> _YOUR TASK_
Return the full listing exactly as it is written.
____
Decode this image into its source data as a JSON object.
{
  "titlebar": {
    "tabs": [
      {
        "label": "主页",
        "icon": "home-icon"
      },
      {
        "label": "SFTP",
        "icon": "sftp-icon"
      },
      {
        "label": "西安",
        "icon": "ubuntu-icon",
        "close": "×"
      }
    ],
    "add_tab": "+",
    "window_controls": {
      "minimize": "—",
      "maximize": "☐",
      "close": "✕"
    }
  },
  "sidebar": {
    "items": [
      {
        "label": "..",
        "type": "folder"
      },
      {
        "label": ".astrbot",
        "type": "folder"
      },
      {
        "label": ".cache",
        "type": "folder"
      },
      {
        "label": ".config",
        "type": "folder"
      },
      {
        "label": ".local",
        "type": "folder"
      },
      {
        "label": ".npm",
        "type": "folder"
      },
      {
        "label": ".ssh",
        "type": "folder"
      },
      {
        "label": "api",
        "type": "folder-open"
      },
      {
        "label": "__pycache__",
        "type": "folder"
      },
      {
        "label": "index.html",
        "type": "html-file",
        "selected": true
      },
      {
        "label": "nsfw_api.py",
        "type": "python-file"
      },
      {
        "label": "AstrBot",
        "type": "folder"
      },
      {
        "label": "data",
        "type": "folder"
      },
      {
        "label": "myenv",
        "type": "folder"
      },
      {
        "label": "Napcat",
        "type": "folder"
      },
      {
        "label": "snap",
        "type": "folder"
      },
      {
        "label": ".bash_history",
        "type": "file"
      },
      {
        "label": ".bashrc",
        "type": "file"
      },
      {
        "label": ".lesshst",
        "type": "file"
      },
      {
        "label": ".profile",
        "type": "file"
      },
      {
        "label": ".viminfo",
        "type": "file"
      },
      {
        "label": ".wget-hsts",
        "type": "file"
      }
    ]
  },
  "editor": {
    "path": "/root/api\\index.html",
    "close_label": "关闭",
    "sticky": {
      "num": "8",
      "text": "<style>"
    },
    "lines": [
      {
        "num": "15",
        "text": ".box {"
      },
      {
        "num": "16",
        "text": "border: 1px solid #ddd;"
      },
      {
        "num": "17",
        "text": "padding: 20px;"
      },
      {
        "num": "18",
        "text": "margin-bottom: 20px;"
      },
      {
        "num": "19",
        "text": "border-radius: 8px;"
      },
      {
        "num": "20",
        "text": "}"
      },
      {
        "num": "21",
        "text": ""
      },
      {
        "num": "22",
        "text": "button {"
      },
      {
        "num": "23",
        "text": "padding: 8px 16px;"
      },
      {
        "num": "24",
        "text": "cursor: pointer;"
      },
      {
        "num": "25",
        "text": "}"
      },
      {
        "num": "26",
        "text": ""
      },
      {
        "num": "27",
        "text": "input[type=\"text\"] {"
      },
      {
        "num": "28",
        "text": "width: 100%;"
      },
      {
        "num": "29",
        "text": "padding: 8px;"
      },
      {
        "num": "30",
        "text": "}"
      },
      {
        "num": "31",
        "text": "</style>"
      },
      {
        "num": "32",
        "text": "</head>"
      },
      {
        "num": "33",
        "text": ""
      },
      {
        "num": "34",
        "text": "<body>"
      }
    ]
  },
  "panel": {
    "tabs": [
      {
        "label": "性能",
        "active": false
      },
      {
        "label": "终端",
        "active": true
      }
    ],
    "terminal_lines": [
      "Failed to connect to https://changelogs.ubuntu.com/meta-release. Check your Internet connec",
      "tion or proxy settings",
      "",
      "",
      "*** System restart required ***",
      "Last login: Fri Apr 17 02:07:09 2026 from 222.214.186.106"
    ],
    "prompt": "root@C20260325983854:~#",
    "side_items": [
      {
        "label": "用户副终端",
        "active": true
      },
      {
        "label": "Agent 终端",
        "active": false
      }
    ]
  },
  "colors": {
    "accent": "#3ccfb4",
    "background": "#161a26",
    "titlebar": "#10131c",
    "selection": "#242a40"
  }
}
____
> _RESPONSE TO THE TASK_
Decode this image into its source data as a JSON object.
{
  "titlebar": {
    "tabs": [
      {
        "label": "主页",
        "icon": "home-icon"
      },
      {
        "label": "SFTP",
        "icon": "sftp-icon"
      },
      {
        "label": "西安",
        "icon": "ubuntu-icon",
        "close": "×"
      }
    ],
    "add_tab": "+",
    "window_controls": {
      "minimize": "—",
      "maximize": "☐",
      "close": "✕"
    }
  },
  "sidebar": {
    "items": [
      {
        "label": "..",
        "type": "folder"
      },
      {
        "label": ".astrbot",
        "type": "folder"
      },
      {
        "label": ".cache",
        "type": "folder"
      },
      {
        "label": ".config",
        "type": "folder"
      },
      {
        "label": ".local",
        "type": "folder"
      },
      {
        "label": ".npm",
        "type": "folder"
      },
      {
        "label": ".ssh",
        "type": "folder"
      },
      {
        "label": "api",
        "type": "folder-open"
      },
      {
        "label": "__pycache__",
        "type": "folder"
      },
      {
        "label": "index.html",
        "type": "html-file",
        "selected": true
      },
      {
        "label": "nsfw_api.py",
        "type": "python-file"
      },
      {
        "label": "AstrBot",
        "type": "folder"
      },
      {
        "label": "data",
        "type": "folder"
      },
      {
        "label": "myenv",
        "type": "folder"
      },
      {
        "label": "Napcat",
        "type": "folder"
      },
      {
        "label": "snap",
        "type": "folder"
      },
      {
        "label": ".bash_history",
        "type": "file"
      },
      {
        "label": ".bashrc",
        "type": "file"
      },
      {
        "label": ".lesshst",
        "type": "file"
      },
      {
        "label": ".profile",
        "type": "file"
      },
      {
        "label": ".viminfo",
        "type": "file"
      },
      {
        "label": ".wget-hsts",
        "type": "file"
      }
    ]
  },
  "editor": {
    "path": "/root/api\\index.html",
    "close_label": "关闭",
    "sticky": {
      "num": "8",
      "text": "<style>"
    },
    "lines": [
      {
        "num": "15",
        "text": ".box {"
      },
      {
        "num": "16",
        "text": "border: 1px solid #ddd;"
      },
      {
        "num": "17",
        "text": "padding: 20px;"
      },
      {
        "num": "18",
        "text": "margin-bottom: 20px;"
      },
      {
        "num": "19",
        "text": "border-radius: 8px;"
      },
      {
        "num": "20",
        "text": "}"
      },
      {
        "num": "21",
        "text": ""
      },
      {
        "num": "22",
        "text": "button {"
      },
      {
        "num": "23",
        "text": "padding: 8px 16px;"
      },
      {
        "num": "24",
        "text": "cursor: pointer;"
      },
      {
        "num": "25",
        "text": "}"
      },
      {
        "num": "26",
        "text": ""
      },
      {
        "num": "27",
        "text": "input[type=\"text\"] {"
      },
      {
        "num": "28",
        "text": "width: 100%;"
      },
      {
        "num": "29",
        "text": "padding: 8px;"
      },
      {
        "num": "30",
        "text": "}"
      },
      {
        "num": "31",
        "text": "</style>"
      },
      {
        "num": "32",
        "text": "</head>"
      },
      {
        "num": "33",
        "text": ""
      },
      {
        "num": "34",
        "text": "<body>"
      }
    ]
  },
  "panel": {
    "tabs": [
      {
        "label": "性能",
        "active": false
      },
      {
        "label": "终端",
        "active": true
      }
    ],
    "terminal_lines": [
      "Failed to connect to https://changelogs.ubuntu.com/meta-release. Check your Internet connec",
      "tion or proxy settings",
      "",
      "",
      "*** System restart required ***",
      "Last login: Fri Apr 17 02:07:09 2026 from 222.214.186.106"
    ],
    "prompt": "root@C20260325983854:~#",
    "side_items": [
      {
        "label": "用户副终端",
        "active": true
      },
      {
        "label": "Agent 终端",
        "active": false
      }
    ]
  },
  "colors": {
    "accent": "#3ccfb4",
    "background": "#161a26",
    "titlebar": "#10131c",
    "selection": "#242a40"
  }
}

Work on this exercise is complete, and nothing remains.